| VITTORIO SGARBI. Allora, io le stesse cose che ho detto in
televisione, in un teatro più ampio, in una piazza più larga,
le ho dette qui in aula e proprio in questa vicenda mi trovo
con due contraddizioni che volevo sottoporre agli amici
colleghi.
La prima, aver io detto che era ingiusta e sbagliata
un'inchiesta su alcuni dei principali artisti italiani, oggi
mentovati come stilisti, che sono quelli che hanno dato
all'Italia e al nome dell'Italia la dignità più
rappresentativa nel mondo, che sono Versace - diventato oggi
martire, dopo la vicenda tragica che l'ha riguardato, ma
eternamente riferimento dei valori civili, culturali ed
estetici dell'Italia artistica contemporanea -, Krizia,
Armani, Ferrè, alcuni dei quali presi, in un delirio mistico,
dal desiderio di poter andare a confessarsi da Di Pietro per
il senso di colpa di reati non compiuti. Non perché io l'abbia
detto per primo, indicando in quel processo un processo
sbagliato, ma perché un tribunale, con sentenza definitiva, ha
stabilito che il reato non c'era, che Armani, Krizia, Ferrè,
Versace erano innocenti. Io l'ho detto ed oggi io dovrei
pagare per aver detto quello che un tribunale ha riconosciuto.

**Obiettivo dell'esercizio**:
Continua l'intervento in aula di Vittorio Sgarbi sull'inchiesta contro gli stilisti, riprendendo subito dopo l'ultima frase del brano qui sopra.

**Voci elencate**:
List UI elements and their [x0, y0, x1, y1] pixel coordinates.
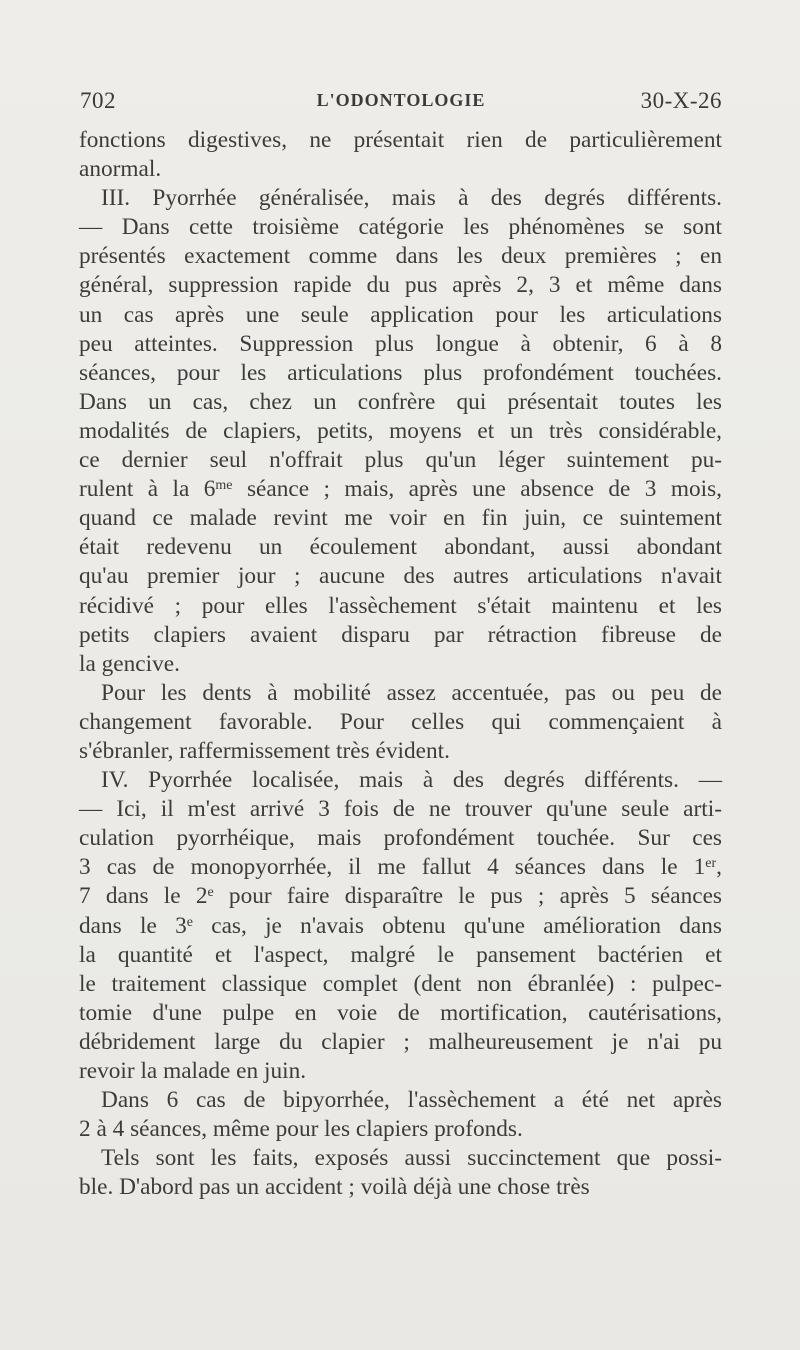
text-line	[79, 475, 722, 504]
text-line	[79, 941, 722, 970]
text-line	[79, 504, 722, 533]
text-line	[79, 708, 722, 737]
text-run: — Ici, il m'est arrivé 3 fois de ne trouver qu'une seule arti-	[79, 796, 722, 823]
text-run: petits clapiers avaient disparu par rétraction fibreuse de	[79, 621, 722, 648]
text-line	[79, 650, 722, 679]
text-line	[79, 417, 722, 446]
superscript: me	[215, 478, 233, 494]
text-run: la gencive.	[79, 650, 180, 677]
text-line	[79, 533, 722, 562]
text-run: ce dernier seul n'offrait plus qu'un léger suintement pu-	[79, 447, 722, 474]
text-run: dans le 3	[79, 912, 187, 939]
text-line	[79, 184, 722, 213]
text-run: 3 cas de monopyorrhée, il me fallut 4 séances dans le 1	[79, 854, 706, 881]
text-run: Tels sont les faits, exposés aussi succinctement que possi-	[101, 1145, 722, 1172]
superscript: e	[186, 914, 193, 930]
running-header	[80, 88, 722, 118]
text-run: 2 à 4 séances, même pour les clapiers profonds.	[79, 1116, 523, 1143]
text-line	[79, 213, 722, 242]
text-line	[79, 999, 722, 1028]
issue-date: 30-X-26	[640, 88, 722, 113]
page-number: 702	[80, 88, 116, 113]
text-run: ble. D'abord pas un accident ; voilà déjà une chose très	[79, 1174, 590, 1201]
text-run: III. Pyorrhée généralisée, mais à des degrés différents.	[101, 185, 722, 212]
text-line	[79, 824, 722, 853]
journal-title: L'ODONTOLOGIE	[316, 90, 486, 110]
text-line	[79, 853, 722, 882]
text-run: séances, pour les articulations plus profondément touchées.	[79, 359, 722, 386]
text-line	[79, 446, 722, 475]
text-run: débridement large du clapier ; malheureusement je n'ai pu	[79, 1028, 722, 1055]
text-line	[79, 1173, 722, 1202]
text-line	[79, 301, 722, 330]
text-line	[79, 1057, 722, 1086]
text-run: rulent à la 6	[79, 476, 216, 503]
text-line	[79, 912, 722, 941]
text-line	[79, 737, 722, 766]
text-run: 7 dans le 2	[79, 883, 208, 910]
text-run: ,	[716, 854, 722, 881]
text-run: tomie d'une pulpe en voie de mortification, cautérisations,	[79, 999, 722, 1026]
text-run: un cas après une seule application pour les articulations	[79, 301, 722, 328]
text-run: changement favorable. Pour celles qui commençaient à	[79, 708, 722, 735]
text-line	[79, 126, 722, 155]
text-run: le traitement classique complet (dent non ébranlée) : pulpec-	[79, 970, 722, 997]
text-line	[79, 1028, 722, 1057]
text-line	[79, 1144, 722, 1173]
text-line	[79, 242, 722, 271]
text-line	[79, 271, 722, 300]
text-run: la quantité et l'aspect, malgré le pansement bactérien et	[79, 941, 722, 968]
text-run: Pour les dents à mobilité assez accentuée, pas ou peu de	[101, 679, 722, 706]
text-line	[79, 155, 722, 184]
text-line	[79, 1086, 722, 1115]
text-line	[79, 795, 722, 824]
text-run: s'ébranler, raffermissement très évident.	[79, 737, 450, 764]
text-run: IV. Pyorrhée localisée, mais à des degrés différents. —	[101, 767, 722, 794]
text-line	[79, 621, 722, 650]
text-run: — Dans cette troisième catégorie les phénomènes se sont	[79, 214, 722, 241]
text-run: pour faire disparaître le pus ; après 5 séances	[213, 883, 722, 910]
text-run: qu'au premier jour ; aucune des autres articulations n'avait	[79, 563, 722, 590]
text-line	[79, 882, 722, 911]
text-line	[79, 359, 722, 388]
text-line	[79, 562, 722, 591]
text-line	[79, 679, 722, 708]
text-run: Dans 6 cas de bipyorrhée, l'assèchement a été net après	[101, 1087, 722, 1114]
text-run: récidivé ; pour elles l'assèchement s'était maintenu et les	[79, 592, 722, 619]
text-run: présentés exactement comme dans les deux premières ; en	[79, 243, 722, 270]
text-run: revoir la malade en juin.	[79, 1058, 307, 1084]
text-run: quand ce malade revint me voir en fin juin, ce suintement	[79, 505, 722, 532]
text-line	[79, 1115, 722, 1144]
text-line	[79, 970, 722, 999]
superscript: er	[705, 856, 717, 872]
text-run: cas, je n'avais obtenu qu'une amélioration dans	[192, 912, 722, 939]
text-line	[79, 766, 722, 795]
superscript: e	[207, 885, 214, 901]
text-run: culation pyorrhéique, mais profondément touchée. Sur ces	[79, 825, 722, 852]
text-run: séance ; mais, après une absence de 3 mois,	[232, 476, 722, 503]
text-run: général, suppression rapide du pus après 2, 3 et même dans	[79, 272, 722, 299]
text-run: fonctions digestives, ne présentait rien de particulièrement	[79, 127, 722, 153]
text-line	[79, 388, 722, 417]
text-line	[79, 330, 722, 359]
text-run: anormal.	[79, 156, 162, 183]
text-run: Dans un cas, chez un confrère qui présentait toutes les	[79, 388, 722, 415]
text-run: peu atteintes. Suppression plus longue à obtenir, 6 à 8	[79, 330, 722, 357]
body-text	[79, 126, 722, 1202]
text-run: modalités de clapiers, petits, moyens et un très considérable,	[79, 417, 722, 444]
text-run: était redevenu un écoulement abondant, aussi abondant	[79, 534, 722, 561]
text-line	[79, 592, 722, 621]
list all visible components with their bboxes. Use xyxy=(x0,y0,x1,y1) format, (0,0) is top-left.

**Risposta all'esercizio**:
Il paradosso primo è che io, in momenti in cui non si poteva
parlare, individuavo atti politici sbagliati contro una
struttura identificata come un potere della "Milano da bere"
da parte di un moralismo della magistratura; oggi, gli
indagati e i processati sono prosciolti: rimango processato
io. Cioè io rimango appeso alla verità che ho detto e che i
tribunali hanno confermato. Come può questo intervento essere
definito dall'onorevole Parrelli "spettacolo" o "cosa
recitata", quando era l'avanguardia di un processo verificato
nei tribunali, era il coraggio di dire ciò che poi si è
puntualmente verificato?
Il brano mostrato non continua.